[Dataset excerpt]
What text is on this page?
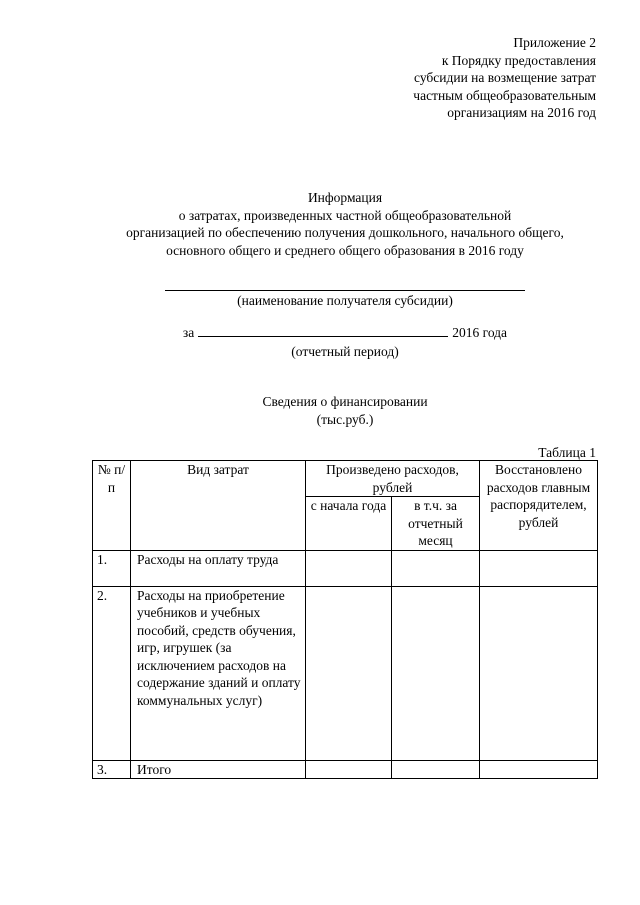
Приложение 2
к Порядку предоставления
субсидии на возмещение затрат
частным общеобразовательным
организациям на 2016 год
Информация
о затратах, произведенных частной общеобразовательной
организацией по обеспечению получения дошкольного, начального общего,
основного общего и среднего общего образования в 2016 году
(наименование получателя субсидии)
за	2016 года
(отчетный период)
Сведения о финансировании
(тыс.руб.)
Таблица 1
№ п/п	Вид затрат	Произведено расходов, рублей		Восстановлено расходов главным распорядителем, рублей
		с начала года	в т.ч. за отчетный месяц	
1.	Расходы на оплату труда			
2.	Расходы на приобретение учебников и учебных пособий, средств обучения, игр, игрушек (за исключением расходов на содержание зданий и оплату коммунальных услуг)			
3.	Итого			
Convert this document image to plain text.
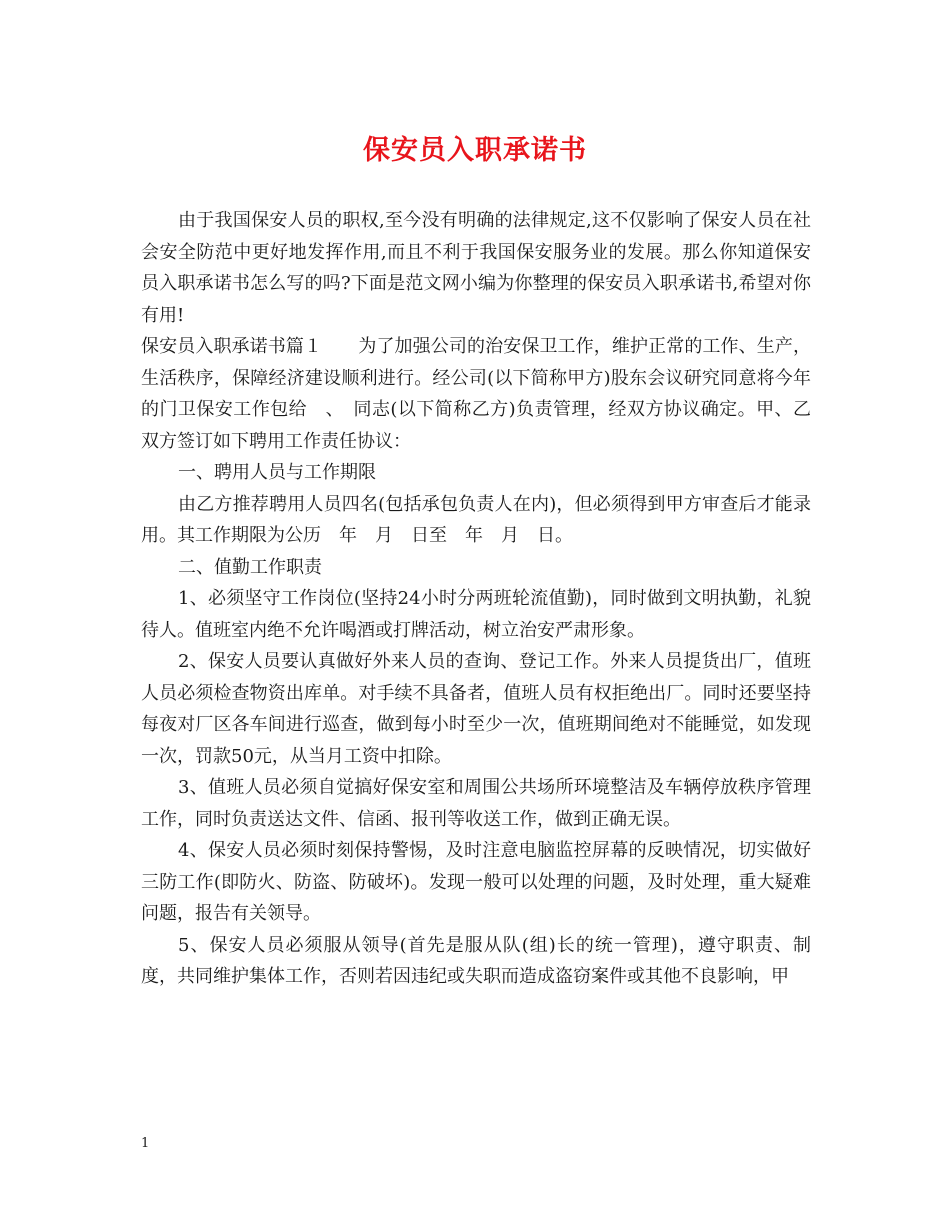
保安员入职承诺书

由于我国保安人员的职权,至今没有明确的法律规定,这不仅影响了保安人员在社会安全防范中更好地发挥作用,而且不利于我国保安服务业的发展。那么你知道保安员入职承诺书怎么写的吗?下面是范文网小编为你整理的保安员入职承诺书,希望对你有用!

保安员入职承诺书篇１　　为了加强公司的治安保卫工作，维护正常的工作、生产，生活秩序，保障经济建设顺利进行。经公司(以下简称甲方)股东会议研究同意将今年的门卫保安工作包给　、　同志(以下简称乙方)负责管理，经双方协议确定。甲、乙双方签订如下聘用工作责任协议：

一、聘用人员与工作期限

由乙方推荐聘用人员四名(包括承包负责人在内)，但必须得到甲方审查后才能录用。其工作期限为公历　年　月　日至　年　月　日。

二、值勤工作职责

1、必须坚守工作岗位(坚持24小时分两班轮流值勤)，同时做到文明执勤，礼貌待人。值班室内绝不允许喝酒或打牌活动，树立治安严肃形象。

2、保安人员要认真做好外来人员的查询、登记工作。外来人员提货出厂，值班人员必须检查物资出库单。对手续不具备者，值班人员有权拒绝出厂。同时还要坚持每夜对厂区各车间进行巡查，做到每小时至少一次，值班期间绝对不能睡觉，如发现一次，罚款50元，从当月工资中扣除。

3、值班人员必须自觉搞好保安室和周围公共场所环境整洁及车辆停放秩序管理工作，同时负责送达文件、信函、报刊等收送工作，做到正确无误。

4、保安人员必须时刻保持警惕，及时注意电脑监控屏幕的反映情况，切实做好三防工作(即防火、防盗、防破坏)。发现一般可以处理的问题，及时处理，重大疑难问题，报告有关领导。

5、保安人员必须服从领导(首先是服从队(组)长的统一管理)，遵守职责、制度，共同维护集体工作，否则若因违纪或失职而造成盗窃案件或其他不良影响，甲

1
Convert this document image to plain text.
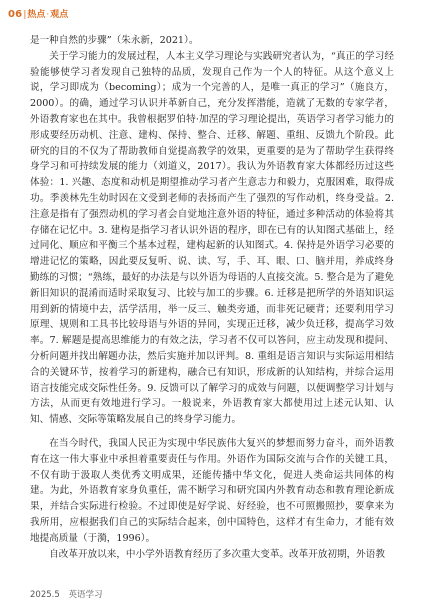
06 | 热点 · 观点

是一种自然的步骤”（朱永新，2021）。

关于学习能力的发展过程，人本主义学习理论与实践研究者认为，“真正的学习经验能够使学习者发现自己独特的品质，发现自己作为一个人的特征。从这个意义上说，学习即成为（becoming）；成为一个完善的人，是唯一真正的学习”（施良方，2000）。的确，通过学习认识并革新自己，充分发挥潜能，造就了无数的专家学者，外语教育家也在其中。我曾根据罗伯特·加涅的学习理论提出，英语学习者学习能力的形成要经历动机、注意、建构、保持、整合、迁移、解题、重组、反馈九个阶段。此研究的目的不仅为了帮助教师自觉提高教学的效果，更重要的是为了帮助学生获得终身学习和可持续发展的能力（刘道义，2017）。我认为外语教育家大体都经历过这些体验：1. 兴趣、态度和动机是期望推动学习者产生意志力和毅力，克服困难，取得成功。季羡林先生幼时因在文受到老师的表扬而产生了强烈的写作动机，终身受益。2. 注意是指有了强烈动机的学习者会自觉地注意外语的特征，通过多种活动的体验将其存储在记忆中。3. 建构是指学习者认识外语的程序，即在已有的认知图式基础上，经过同化、顺应和平衡三个基本过程，建构起新的认知图式。4. 保持是外语学习必要的增进记忆的策略，因此要反复听、说、读、写，手、耳、眼、口、脑并用，养成终身勤练的习惯；“熟练，最好的办法是与以外语为母语的人直接交流。5. 整合是为了避免新旧知识的混淆而适时采取复习、比较与加工的步骤。6. 迁移是把所学的外语知识运用到新的情境中去，活学活用，举一反三、触类旁通，而非死记硬背；还要利用学习原理、规则和工具书比较母语与外语的异同，实现正迁移，减少负迁移，提高学习效率。7. 解题是提高思维能力的有效之法，学习者不仅可以答问，应主动发现和提问、分析问题并找出解题办法，然后实施并加以评判。8. 重组是语言知识与实际运用相结合的关键环节，按着学习的新建构，融合已有知识，形成新的认知结构，并综合运用语言技能完成交际性任务。9. 反馈可以了解学习的成效与问题，以便调整学习计划与方法，从而更有效地进行学习。一般说来，外语教育家大都使用过上述元认知、认知、情感、交际等策略发展自己的终身学习能力。

在当今时代，我国人民正为实现中华民族伟大复兴的梦想而努力奋斗，而外语教育在这一伟大事业中承担着重要责任与作用。外语作为国际交流与合作的关键工具，不仅有助于汲取人类优秀文明成果，还能传播中华文化，促进人类命运共同体的构建。为此，外语教育家身负重任，需不断学习和研究国内外教育动态和教育理论新成果，并结合实际进行检验。不过即使是好学说、好经验，也不可照搬照抄，要拿来为我所用，应根据我们自己的实际结合起来，创中国特色，这样才有生命力，才能有效地提高质量（于漪，1996）。

自改革开放以来，中小学外语教育经历了多次重大变革。改革开放初期，外语教

2025.5 英语学习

▶ Request: Retype each record exactly as it stands, but do not include the pictures.

▶ Answer for this exercise:
What text is on this page?
Приложение 2
к Порядку предоставления
субсидии на возмещение затрат
частным общеобразовательным
организациям на 2016 год
Информация
о затратах, произведенных частной общеобразовательной
организацией по обеспечению получения дошкольного, начального общего,
основного общего и среднего общего образования в 2016 году
(наименование получателя субсидии)
за	2016 года
(отчетный период)
Сведения о финансировании
(тыс.руб.)
Таблица 1
№ п/п	Вид затрат	Произведено расходов, рублей		Восстановлено расходов главным распорядителем, рублей
		с начала года	в т.ч. за отчетный месяц	
1.	Расходы на оплату труда			
2.	Расходы на приобретение учебников и учебных пособий, средств обучения, игр, игрушек (за исключением расходов на содержание зданий и оплату коммунальных услуг)			
3.	Итого			
Convert this document image to plain text.
保安员入职承诺书

由于我国保安人员的职权,至今没有明确的法律规定,这不仅影响了保安人员在社会安全防范中更好地发挥作用,而且不利于我国保安服务业的发展。那么你知道保安员入职承诺书怎么写的吗?下面是范文网小编为你整理的保安员入职承诺书,希望对你有用!

保安员入职承诺书篇１　　为了加强公司的治安保卫工作，维护正常的工作、生产，生活秩序，保障经济建设顺利进行。经公司(以下简称甲方)股东会议研究同意将今年的门卫保安工作包给　、　同志(以下简称乙方)负责管理，经双方协议确定。甲、乙双方签订如下聘用工作责任协议：

一、聘用人员与工作期限

由乙方推荐聘用人员四名(包括承包负责人在内)，但必须得到甲方审查后才能录用。其工作期限为公历　年　月　日至　年　月　日。

二、值勤工作职责

1、必须坚守工作岗位(坚持24小时分两班轮流值勤)，同时做到文明执勤，礼貌待人。值班室内绝不允许喝酒或打牌活动，树立治安严肃形象。

2、保安人员要认真做好外来人员的查询、登记工作。外来人员提货出厂，值班人员必须检查物资出库单。对手续不具备者，值班人员有权拒绝出厂。同时还要坚持每夜对厂区各车间进行巡查，做到每小时至少一次，值班期间绝对不能睡觉，如发现一次，罚款50元，从当月工资中扣除。

3、值班人员必须自觉搞好保安室和周围公共场所环境整洁及车辆停放秩序管理工作，同时负责送达文件、信函、报刊等收送工作，做到正确无误。

4、保安人员必须时刻保持警惕，及时注意电脑监控屏幕的反映情况，切实做好三防工作(即防火、防盗、防破坏)。发现一般可以处理的问题，及时处理，重大疑难问题，报告有关领导。

5、保安人员必须服从领导(首先是服从队(组)长的统一管理)，遵守职责、制度，共同维护集体工作，否则若因违纪或失职而造成盗窃案件或其他不良影响，甲

1
Convert this document image to plain text.
06 | 热点 · 观点

是一种自然的步骤”（朱永新，2021）。

关于学习能力的发展过程，人本主义学习理论与实践研究者认为，“真正的学习经验能够使学习者发现自己独特的品质，发现自己作为一个人的特征。从这个意义上说，学习即成为（becoming）；成为一个完善的人，是唯一真正的学习”（施良方，2000）。的确，通过学习认识并革新自己，充分发挥潜能，造就了无数的专家学者，外语教育家也在其中。我曾根据罗伯特·加涅的学习理论提出，英语学习者学习能力的形成要经历动机、注意、建构、保持、整合、迁移、解题、重组、反馈九个阶段。此研究的目的不仅为了帮助教师自觉提高教学的效果，更重要的是为了帮助学生获得终身学习和可持续发展的能力（刘道义，2017）。我认为外语教育家大体都经历过这些体验：1. 兴趣、态度和动机是期望推动学习者产生意志力和毅力，克服困难，取得成功。季羡林先生幼时因在文受到老师的表扬而产生了强烈的写作动机，终身受益。2. 注意是指有了强烈动机的学习者会自觉地注意外语的特征，通过多种活动的体验将其存储在记忆中。3. 建构是指学习者认识外语的程序，即在已有的认知图式基础上，经过同化、顺应和平衡三个基本过程，建构起新的认知图式。4. 保持是外语学习必要的增进记忆的策略，因此要反复听、说、读、写，手、耳、眼、口、脑并用，养成终身勤练的习惯；“熟练，最好的办法是与以外语为母语的人直接交流。5. 整合是为了避免新旧知识的混淆而适时采取复习、比较与加工的步骤。6. 迁移是把所学的外语知识运用到新的情境中去，活学活用，举一反三、触类旁通，而非死记硬背；还要利用学习原理、规则和工具书比较母语与外语的异同，实现正迁移，减少负迁移，提高学习效率。7. 解题是提高思维能力的有效之法，学习者不仅可以答问，应主动发现和提问、分析问题并找出解题办法，然后实施并加以评判。8. 重组是语言知识与实际运用相结合的关键环节，按着学习的新建构，融合已有知识，形成新的认知结构，并综合运用语言技能完成交际性任务。9. 反馈可以了解学习的成效与问题，以便调整学习计划与方法，从而更有效地进行学习。一般说来，外语教育家大都使用过上述元认知、认知、情感、交际等策略发展自己的终身学习能力。

在当今时代，我国人民正为实现中华民族伟大复兴的梦想而努力奋斗，而外语教育在这一伟大事业中承担着重要责任与作用。外语作为国际交流与合作的关键工具，不仅有助于汲取人类优秀文明成果，还能传播中华文化，促进人类命运共同体的构建。为此，外语教育家身负重任，需不断学习和研究国内外教育动态和教育理论新成果，并结合实际进行检验。不过即使是好学说、好经验，也不可照搬照抄，要拿来为我所用，应根据我们自己的实际结合起来，创中国特色，这样才有生命力，才能有效地提高质量（于漪，1996）。

自改革开放以来，中小学外语教育经历了多次重大变革。改革开放初期，外语教

2025.5 英语学习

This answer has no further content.